** begin **

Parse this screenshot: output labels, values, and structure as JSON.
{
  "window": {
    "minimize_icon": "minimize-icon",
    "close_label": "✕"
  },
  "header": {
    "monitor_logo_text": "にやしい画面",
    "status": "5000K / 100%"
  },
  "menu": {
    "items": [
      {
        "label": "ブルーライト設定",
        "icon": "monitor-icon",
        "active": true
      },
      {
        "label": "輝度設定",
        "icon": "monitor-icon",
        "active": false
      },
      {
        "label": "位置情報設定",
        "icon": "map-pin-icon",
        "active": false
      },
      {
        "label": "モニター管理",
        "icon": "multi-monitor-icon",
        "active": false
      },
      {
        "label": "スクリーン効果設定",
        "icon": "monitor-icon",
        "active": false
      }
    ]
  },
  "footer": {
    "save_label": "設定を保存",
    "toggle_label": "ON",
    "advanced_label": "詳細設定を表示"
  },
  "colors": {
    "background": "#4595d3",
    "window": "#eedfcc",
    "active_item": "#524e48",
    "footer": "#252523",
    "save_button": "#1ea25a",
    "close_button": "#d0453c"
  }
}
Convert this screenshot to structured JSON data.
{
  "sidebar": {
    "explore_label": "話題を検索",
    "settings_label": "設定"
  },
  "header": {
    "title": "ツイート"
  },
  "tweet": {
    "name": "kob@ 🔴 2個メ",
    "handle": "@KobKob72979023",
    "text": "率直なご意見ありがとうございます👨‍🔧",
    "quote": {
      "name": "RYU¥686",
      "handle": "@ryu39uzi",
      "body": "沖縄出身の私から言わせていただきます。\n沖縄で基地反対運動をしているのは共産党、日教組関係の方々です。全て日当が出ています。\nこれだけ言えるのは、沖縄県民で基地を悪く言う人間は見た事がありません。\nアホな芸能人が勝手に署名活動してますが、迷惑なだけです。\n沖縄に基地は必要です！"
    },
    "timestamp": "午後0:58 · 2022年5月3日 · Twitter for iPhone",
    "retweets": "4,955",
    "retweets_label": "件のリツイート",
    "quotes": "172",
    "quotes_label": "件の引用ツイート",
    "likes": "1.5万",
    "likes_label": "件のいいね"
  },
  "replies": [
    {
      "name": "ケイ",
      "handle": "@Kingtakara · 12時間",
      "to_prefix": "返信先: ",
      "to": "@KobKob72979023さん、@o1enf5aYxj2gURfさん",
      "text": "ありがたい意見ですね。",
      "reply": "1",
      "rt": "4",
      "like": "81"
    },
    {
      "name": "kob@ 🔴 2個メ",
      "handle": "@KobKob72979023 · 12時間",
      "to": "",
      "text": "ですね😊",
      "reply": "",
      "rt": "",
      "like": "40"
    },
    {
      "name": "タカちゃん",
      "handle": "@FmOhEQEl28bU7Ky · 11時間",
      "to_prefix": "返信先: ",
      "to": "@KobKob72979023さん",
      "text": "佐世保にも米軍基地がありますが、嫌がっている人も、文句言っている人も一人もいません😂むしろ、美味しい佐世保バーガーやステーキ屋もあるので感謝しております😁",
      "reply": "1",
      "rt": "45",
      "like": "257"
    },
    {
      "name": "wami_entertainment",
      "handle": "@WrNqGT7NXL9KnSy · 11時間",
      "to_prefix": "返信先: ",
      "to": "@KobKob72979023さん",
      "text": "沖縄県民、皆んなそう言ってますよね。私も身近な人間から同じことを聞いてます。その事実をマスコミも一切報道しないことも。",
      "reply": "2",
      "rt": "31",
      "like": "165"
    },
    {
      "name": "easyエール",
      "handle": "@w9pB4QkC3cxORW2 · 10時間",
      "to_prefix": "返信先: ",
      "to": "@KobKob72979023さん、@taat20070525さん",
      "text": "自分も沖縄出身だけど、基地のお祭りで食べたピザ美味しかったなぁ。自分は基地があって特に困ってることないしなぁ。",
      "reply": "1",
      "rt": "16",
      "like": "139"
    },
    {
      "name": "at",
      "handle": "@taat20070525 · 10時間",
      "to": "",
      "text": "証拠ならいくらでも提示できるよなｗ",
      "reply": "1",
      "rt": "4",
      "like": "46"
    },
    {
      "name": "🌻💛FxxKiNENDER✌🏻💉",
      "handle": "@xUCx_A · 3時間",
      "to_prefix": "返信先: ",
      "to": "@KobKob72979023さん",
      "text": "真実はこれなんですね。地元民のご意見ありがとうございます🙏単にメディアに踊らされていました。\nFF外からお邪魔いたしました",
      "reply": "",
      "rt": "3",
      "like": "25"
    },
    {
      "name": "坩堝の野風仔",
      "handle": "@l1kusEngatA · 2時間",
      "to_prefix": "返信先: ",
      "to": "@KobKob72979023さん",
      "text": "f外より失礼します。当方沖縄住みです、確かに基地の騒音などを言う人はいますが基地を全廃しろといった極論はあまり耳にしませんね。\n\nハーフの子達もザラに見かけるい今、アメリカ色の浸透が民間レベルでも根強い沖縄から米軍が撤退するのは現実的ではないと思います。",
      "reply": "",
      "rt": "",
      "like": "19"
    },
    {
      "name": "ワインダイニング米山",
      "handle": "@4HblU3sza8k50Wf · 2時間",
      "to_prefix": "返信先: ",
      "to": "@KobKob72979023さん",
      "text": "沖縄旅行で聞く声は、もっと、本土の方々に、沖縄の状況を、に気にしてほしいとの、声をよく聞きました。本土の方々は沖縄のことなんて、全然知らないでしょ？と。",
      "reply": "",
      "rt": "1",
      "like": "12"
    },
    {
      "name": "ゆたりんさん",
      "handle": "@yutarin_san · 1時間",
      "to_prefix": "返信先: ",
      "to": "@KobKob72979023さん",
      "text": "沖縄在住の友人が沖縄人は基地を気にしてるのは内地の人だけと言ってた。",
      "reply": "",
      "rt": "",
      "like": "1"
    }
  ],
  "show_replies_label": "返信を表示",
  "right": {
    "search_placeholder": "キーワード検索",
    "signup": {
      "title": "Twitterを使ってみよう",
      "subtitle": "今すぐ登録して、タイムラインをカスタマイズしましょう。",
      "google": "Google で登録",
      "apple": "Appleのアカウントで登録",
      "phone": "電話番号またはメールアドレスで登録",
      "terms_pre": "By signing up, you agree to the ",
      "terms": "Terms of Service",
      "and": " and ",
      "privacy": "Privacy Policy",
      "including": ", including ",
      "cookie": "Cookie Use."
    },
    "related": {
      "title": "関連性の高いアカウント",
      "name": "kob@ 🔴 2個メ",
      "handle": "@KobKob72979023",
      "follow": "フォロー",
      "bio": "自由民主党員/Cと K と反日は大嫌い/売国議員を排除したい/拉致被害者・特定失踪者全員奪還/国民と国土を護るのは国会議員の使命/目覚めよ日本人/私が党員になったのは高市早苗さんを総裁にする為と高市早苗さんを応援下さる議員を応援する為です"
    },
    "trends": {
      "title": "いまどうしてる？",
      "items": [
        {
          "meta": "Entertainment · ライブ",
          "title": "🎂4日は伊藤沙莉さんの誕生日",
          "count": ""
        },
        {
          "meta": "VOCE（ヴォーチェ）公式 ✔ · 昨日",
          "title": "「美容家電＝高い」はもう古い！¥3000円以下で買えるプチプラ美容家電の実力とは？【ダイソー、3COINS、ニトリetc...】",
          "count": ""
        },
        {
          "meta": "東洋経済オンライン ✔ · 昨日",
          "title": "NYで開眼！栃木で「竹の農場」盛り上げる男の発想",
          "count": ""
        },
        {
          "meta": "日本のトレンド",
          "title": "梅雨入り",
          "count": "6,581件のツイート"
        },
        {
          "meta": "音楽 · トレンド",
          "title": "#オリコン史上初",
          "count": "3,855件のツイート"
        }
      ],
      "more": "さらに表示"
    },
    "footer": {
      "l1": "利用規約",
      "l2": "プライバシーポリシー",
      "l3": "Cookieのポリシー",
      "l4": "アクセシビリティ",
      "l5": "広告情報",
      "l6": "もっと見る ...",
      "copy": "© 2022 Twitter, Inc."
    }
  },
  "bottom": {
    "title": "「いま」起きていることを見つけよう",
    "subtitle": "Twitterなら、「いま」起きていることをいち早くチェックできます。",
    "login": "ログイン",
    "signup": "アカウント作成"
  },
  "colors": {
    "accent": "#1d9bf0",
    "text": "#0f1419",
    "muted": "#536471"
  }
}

** end **

CHALLENGE: Go through the material line by line. Show each line that contains the string "this".

FULL RESPONSE:
Parse this screenshot: output labels, values, and structure as JSON.
Convert this screenshot to structured JSON data.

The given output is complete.